◆ **The data**:
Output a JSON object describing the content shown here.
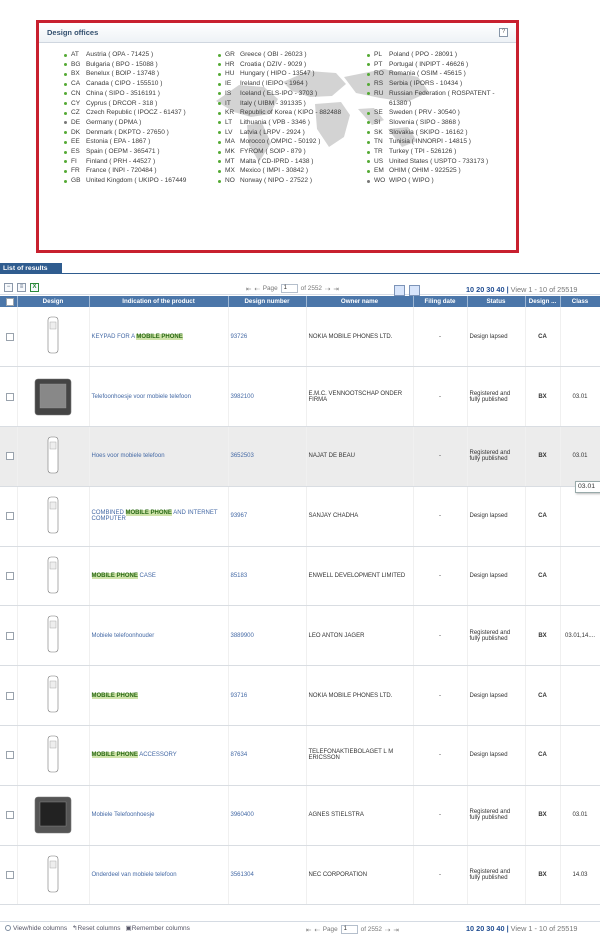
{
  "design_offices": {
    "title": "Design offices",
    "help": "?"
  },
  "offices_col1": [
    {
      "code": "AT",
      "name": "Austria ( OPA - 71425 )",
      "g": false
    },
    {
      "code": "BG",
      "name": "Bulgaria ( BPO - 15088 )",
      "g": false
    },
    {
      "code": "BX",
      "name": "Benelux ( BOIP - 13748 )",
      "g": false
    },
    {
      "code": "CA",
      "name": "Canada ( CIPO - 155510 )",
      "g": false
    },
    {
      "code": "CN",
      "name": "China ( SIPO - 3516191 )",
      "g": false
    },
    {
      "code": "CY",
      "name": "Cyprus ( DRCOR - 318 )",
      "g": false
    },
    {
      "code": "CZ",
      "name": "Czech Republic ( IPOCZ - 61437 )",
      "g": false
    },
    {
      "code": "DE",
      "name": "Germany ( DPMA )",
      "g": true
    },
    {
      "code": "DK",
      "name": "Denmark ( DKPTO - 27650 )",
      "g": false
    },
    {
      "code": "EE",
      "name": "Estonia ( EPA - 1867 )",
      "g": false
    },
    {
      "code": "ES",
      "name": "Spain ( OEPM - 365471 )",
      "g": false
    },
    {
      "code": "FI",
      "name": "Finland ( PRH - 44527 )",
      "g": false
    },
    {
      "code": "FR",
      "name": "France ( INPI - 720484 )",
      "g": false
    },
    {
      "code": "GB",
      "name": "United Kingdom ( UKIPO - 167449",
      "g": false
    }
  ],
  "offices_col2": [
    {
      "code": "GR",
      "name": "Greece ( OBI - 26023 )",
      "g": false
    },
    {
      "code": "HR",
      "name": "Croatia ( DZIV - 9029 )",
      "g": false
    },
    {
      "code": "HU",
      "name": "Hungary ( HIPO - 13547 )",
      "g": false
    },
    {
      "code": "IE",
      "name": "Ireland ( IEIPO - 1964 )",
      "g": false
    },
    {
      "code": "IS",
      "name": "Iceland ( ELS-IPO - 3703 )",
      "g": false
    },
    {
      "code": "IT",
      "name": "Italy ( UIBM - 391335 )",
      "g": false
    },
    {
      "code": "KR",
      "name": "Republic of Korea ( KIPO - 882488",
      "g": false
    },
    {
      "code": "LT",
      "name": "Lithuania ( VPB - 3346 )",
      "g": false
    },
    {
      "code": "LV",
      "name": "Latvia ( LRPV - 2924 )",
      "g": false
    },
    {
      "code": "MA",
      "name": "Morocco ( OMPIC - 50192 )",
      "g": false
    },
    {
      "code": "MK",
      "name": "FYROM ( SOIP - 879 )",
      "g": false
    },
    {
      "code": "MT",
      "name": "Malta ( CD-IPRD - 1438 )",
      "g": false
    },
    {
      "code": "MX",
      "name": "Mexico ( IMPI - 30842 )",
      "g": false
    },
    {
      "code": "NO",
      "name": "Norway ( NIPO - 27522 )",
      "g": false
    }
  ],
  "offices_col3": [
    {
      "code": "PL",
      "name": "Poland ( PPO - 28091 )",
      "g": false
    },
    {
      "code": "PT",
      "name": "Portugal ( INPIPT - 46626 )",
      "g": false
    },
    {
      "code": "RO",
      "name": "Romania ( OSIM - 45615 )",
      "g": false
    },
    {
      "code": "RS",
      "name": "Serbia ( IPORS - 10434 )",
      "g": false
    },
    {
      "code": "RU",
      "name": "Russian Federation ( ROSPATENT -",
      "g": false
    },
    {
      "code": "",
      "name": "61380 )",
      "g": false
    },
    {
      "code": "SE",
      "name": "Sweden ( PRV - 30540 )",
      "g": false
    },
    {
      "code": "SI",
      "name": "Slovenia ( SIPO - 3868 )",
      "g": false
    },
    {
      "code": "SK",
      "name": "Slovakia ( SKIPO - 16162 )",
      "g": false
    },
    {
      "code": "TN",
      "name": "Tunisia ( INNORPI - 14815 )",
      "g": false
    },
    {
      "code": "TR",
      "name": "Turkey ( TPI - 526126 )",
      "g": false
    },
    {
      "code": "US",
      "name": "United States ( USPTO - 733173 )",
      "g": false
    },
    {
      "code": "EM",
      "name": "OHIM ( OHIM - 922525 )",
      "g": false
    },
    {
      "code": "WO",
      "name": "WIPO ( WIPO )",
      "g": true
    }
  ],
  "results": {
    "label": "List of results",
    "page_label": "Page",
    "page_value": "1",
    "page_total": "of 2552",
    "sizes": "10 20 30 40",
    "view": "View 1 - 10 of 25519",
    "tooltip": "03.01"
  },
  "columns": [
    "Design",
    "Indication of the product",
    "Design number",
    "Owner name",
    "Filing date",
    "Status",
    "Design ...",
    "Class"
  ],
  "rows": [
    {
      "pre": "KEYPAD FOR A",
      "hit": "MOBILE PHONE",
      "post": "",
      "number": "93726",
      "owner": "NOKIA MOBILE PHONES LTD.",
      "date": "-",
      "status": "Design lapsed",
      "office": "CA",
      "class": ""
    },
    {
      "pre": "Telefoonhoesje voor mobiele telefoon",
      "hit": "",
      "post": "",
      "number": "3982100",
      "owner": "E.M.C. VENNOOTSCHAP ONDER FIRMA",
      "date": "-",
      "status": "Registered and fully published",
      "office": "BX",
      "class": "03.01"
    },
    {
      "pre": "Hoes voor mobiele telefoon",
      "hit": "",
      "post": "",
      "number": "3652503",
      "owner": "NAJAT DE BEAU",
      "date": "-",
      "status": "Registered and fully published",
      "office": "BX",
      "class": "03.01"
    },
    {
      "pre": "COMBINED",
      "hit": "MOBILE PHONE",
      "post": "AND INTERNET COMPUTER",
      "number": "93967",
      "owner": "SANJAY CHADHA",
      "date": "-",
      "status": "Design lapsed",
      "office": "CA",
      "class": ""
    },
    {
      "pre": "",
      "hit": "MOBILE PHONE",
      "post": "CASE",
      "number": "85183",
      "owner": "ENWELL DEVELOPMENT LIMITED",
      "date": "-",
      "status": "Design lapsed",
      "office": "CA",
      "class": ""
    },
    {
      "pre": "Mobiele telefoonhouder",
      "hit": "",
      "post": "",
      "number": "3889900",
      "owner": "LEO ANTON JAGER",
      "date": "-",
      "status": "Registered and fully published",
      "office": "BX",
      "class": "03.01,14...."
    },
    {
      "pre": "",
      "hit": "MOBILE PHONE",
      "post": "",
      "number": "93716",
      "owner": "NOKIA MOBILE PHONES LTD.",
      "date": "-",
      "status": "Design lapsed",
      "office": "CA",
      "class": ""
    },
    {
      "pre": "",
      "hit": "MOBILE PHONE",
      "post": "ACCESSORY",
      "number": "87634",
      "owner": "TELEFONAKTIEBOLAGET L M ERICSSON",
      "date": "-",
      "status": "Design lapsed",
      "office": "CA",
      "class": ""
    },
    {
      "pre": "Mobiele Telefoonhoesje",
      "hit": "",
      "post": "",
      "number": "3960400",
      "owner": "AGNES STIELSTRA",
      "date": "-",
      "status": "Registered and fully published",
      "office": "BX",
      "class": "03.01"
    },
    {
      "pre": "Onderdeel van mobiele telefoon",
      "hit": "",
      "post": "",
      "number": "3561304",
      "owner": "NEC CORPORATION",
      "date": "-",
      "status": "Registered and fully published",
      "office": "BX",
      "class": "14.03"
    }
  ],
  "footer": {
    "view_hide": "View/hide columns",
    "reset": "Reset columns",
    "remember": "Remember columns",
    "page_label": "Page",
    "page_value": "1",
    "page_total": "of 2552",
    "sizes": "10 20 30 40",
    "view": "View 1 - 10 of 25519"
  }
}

◆ **Task details**:
Transcribe the records above exactly, leaving out every picture.

◆ **Task response**:
Output a JSON object describing the content shown here.
{
  "design_offices": {
    "title": "Design offices",
    "help": "?"
  },
  "offices_col1": [
    {
      "code": "AT",
      "name": "Austria ( OPA - 71425 )",
      "g": false
    },
    {
      "code": "BG",
      "name": "Bulgaria ( BPO - 15088 )",
      "g": false
    },
    {
      "code": "BX",
      "name": "Benelux ( BOIP - 13748 )",
      "g": false
    },
    {
      "code": "CA",
      "name": "Canada ( CIPO - 155510 )",
      "g": false
    },
    {
      "code": "CN",
      "name": "China ( SIPO - 3516191 )",
      "g": false
    },
    {
      "code": "CY",
      "name": "Cyprus ( DRCOR - 318 )",
      "g": false
    },
    {
      "code": "CZ",
      "name": "Czech Republic ( IPOCZ - 61437 )",
      "g": false
    },
    {
      "code": "DE",
      "name": "Germany ( DPMA )",
      "g": true
    },
    {
      "code": "DK",
      "name": "Denmark ( DKPTO - 27650 )",
      "g": false
    },
    {
      "code": "EE",
      "name": "Estonia ( EPA - 1867 )",
      "g": false
    },
    {
      "code": "ES",
      "name": "Spain ( OEPM - 365471 )",
      "g": false
    },
    {
      "code": "FI",
      "name": "Finland ( PRH - 44527 )",
      "g": false
    },
    {
      "code": "FR",
      "name": "France ( INPI - 720484 )",
      "g": false
    },
    {
      "code": "GB",
      "name": "United Kingdom ( UKIPO - 167449",
      "g": false
    }
  ],
  "offices_col2": [
    {
      "code": "GR",
      "name": "Greece ( OBI - 26023 )",
      "g": false
    },
    {
      "code": "HR",
      "name": "Croatia ( DZIV - 9029 )",
      "g": false
    },
    {
      "code": "HU",
      "name": "Hungary ( HIPO - 13547 )",
      "g": false
    },
    {
      "code": "IE",
      "name": "Ireland ( IEIPO - 1964 )",
      "g": false
    },
    {
      "code": "IS",
      "name": "Iceland ( ELS-IPO - 3703 )",
      "g": false
    },
    {
      "code": "IT",
      "name": "Italy ( UIBM - 391335 )",
      "g": false
    },
    {
      "code": "KR",
      "name": "Republic of Korea ( KIPO - 882488",
      "g": false
    },
    {
      "code": "LT",
      "name": "Lithuania ( VPB - 3346 )",
      "g": false
    },
    {
      "code": "LV",
      "name": "Latvia ( LRPV - 2924 )",
      "g": false
    },
    {
      "code": "MA",
      "name": "Morocco ( OMPIC - 50192 )",
      "g": false
    },
    {
      "code": "MK",
      "name": "FYROM ( SOIP - 879 )",
      "g": false
    },
    {
      "code": "MT",
      "name": "Malta ( CD-IPRD - 1438 )",
      "g": false
    },
    {
      "code": "MX",
      "name": "Mexico ( IMPI - 30842 )",
      "g": false
    },
    {
      "code": "NO",
      "name": "Norway ( NIPO - 27522 )",
      "g": false
    }
  ],
  "offices_col3": [
    {
      "code": "PL",
      "name": "Poland ( PPO - 28091 )",
      "g": false
    },
    {
      "code": "PT",
      "name": "Portugal ( INPIPT - 46626 )",
      "g": false
    },
    {
      "code": "RO",
      "name": "Romania ( OSIM - 45615 )",
      "g": false
    },
    {
      "code": "RS",
      "name": "Serbia ( IPORS - 10434 )",
      "g": false
    },
    {
      "code": "RU",
      "name": "Russian Federation ( ROSPATENT -",
      "g": false
    },
    {
      "code": "",
      "name": "61380 )",
      "g": false
    },
    {
      "code": "SE",
      "name": "Sweden ( PRV - 30540 )",
      "g": false
    },
    {
      "code": "SI",
      "name": "Slovenia ( SIPO - 3868 )",
      "g": false
    },
    {
      "code": "SK",
      "name": "Slovakia ( SKIPO - 16162 )",
      "g": false
    },
    {
      "code": "TN",
      "name": "Tunisia ( INNORPI - 14815 )",
      "g": false
    },
    {
      "code": "TR",
      "name": "Turkey ( TPI - 526126 )",
      "g": false
    },
    {
      "code": "US",
      "name": "United States ( USPTO - 733173 )",
      "g": false
    },
    {
      "code": "EM",
      "name": "OHIM ( OHIM - 922525 )",
      "g": false
    },
    {
      "code": "WO",
      "name": "WIPO ( WIPO )",
      "g": true
    }
  ],
  "results": {
    "label": "List of results",
    "page_label": "Page",
    "page_value": "1",
    "page_total": "of 2552",
    "sizes": "10 20 30 40",
    "view": "View 1 - 10 of 25519",
    "tooltip": "03.01"
  },
  "columns": [
    "Design",
    "Indication of the product",
    "Design number",
    "Owner name",
    "Filing date",
    "Status",
    "Design ...",
    "Class"
  ],
  "rows": [
    {
      "pre": "KEYPAD FOR A",
      "hit": "MOBILE PHONE",
      "post": "",
      "number": "93726",
      "owner": "NOKIA MOBILE PHONES LTD.",
      "date": "-",
      "status": "Design lapsed",
      "office": "CA",
      "class": ""
    },
    {
      "pre": "Telefoonhoesje voor mobiele telefoon",
      "hit": "",
      "post": "",
      "number": "3982100",
      "owner": "E.M.C. VENNOOTSCHAP ONDER FIRMA",
      "date": "-",
      "status": "Registered and fully published",
      "office": "BX",
      "class": "03.01"
    },
    {
      "pre": "Hoes voor mobiele telefoon",
      "hit": "",
      "post": "",
      "number": "3652503",
      "owner": "NAJAT DE BEAU",
      "date": "-",
      "status": "Registered and fully published",
      "office": "BX",
      "class": "03.01"
    },
    {
      "pre": "COMBINED",
      "hit": "MOBILE PHONE",
      "post": "AND INTERNET COMPUTER",
      "number": "93967",
      "owner": "SANJAY CHADHA",
      "date": "-",
      "status": "Design lapsed",
      "office": "CA",
      "class": ""
    },
    {
      "pre": "",
      "hit": "MOBILE PHONE",
      "post": "CASE",
      "number": "85183",
      "owner": "ENWELL DEVELOPMENT LIMITED",
      "date": "-",
      "status": "Design lapsed",
      "office": "CA",
      "class": ""
    },
    {
      "pre": "Mobiele telefoonhouder",
      "hit": "",
      "post": "",
      "number": "3889900",
      "owner": "LEO ANTON JAGER",
      "date": "-",
      "status": "Registered and fully published",
      "office": "BX",
      "class": "03.01,14...."
    },
    {
      "pre": "",
      "hit": "MOBILE PHONE",
      "post": "",
      "number": "93716",
      "owner": "NOKIA MOBILE PHONES LTD.",
      "date": "-",
      "status": "Design lapsed",
      "office": "CA",
      "class": ""
    },
    {
      "pre": "",
      "hit": "MOBILE PHONE",
      "post": "ACCESSORY",
      "number": "87634",
      "owner": "TELEFONAKTIEBOLAGET L M ERICSSON",
      "date": "-",
      "status": "Design lapsed",
      "office": "CA",
      "class": ""
    },
    {
      "pre": "Mobiele Telefoonhoesje",
      "hit": "",
      "post": "",
      "number": "3960400",
      "owner": "AGNES STIELSTRA",
      "date": "-",
      "status": "Registered and fully published",
      "office": "BX",
      "class": "03.01"
    },
    {
      "pre": "Onderdeel van mobiele telefoon",
      "hit": "",
      "post": "",
      "number": "3561304",
      "owner": "NEC CORPORATION",
      "date": "-",
      "status": "Registered and fully published",
      "office": "BX",
      "class": "14.03"
    }
  ],
  "footer": {
    "view_hide": "View/hide columns",
    "reset": "Reset columns",
    "remember": "Remember columns",
    "page_label": "Page",
    "page_value": "1",
    "page_total": "of 2552",
    "sizes": "10 20 30 40",
    "view": "View 1 - 10 of 25519"
  }
}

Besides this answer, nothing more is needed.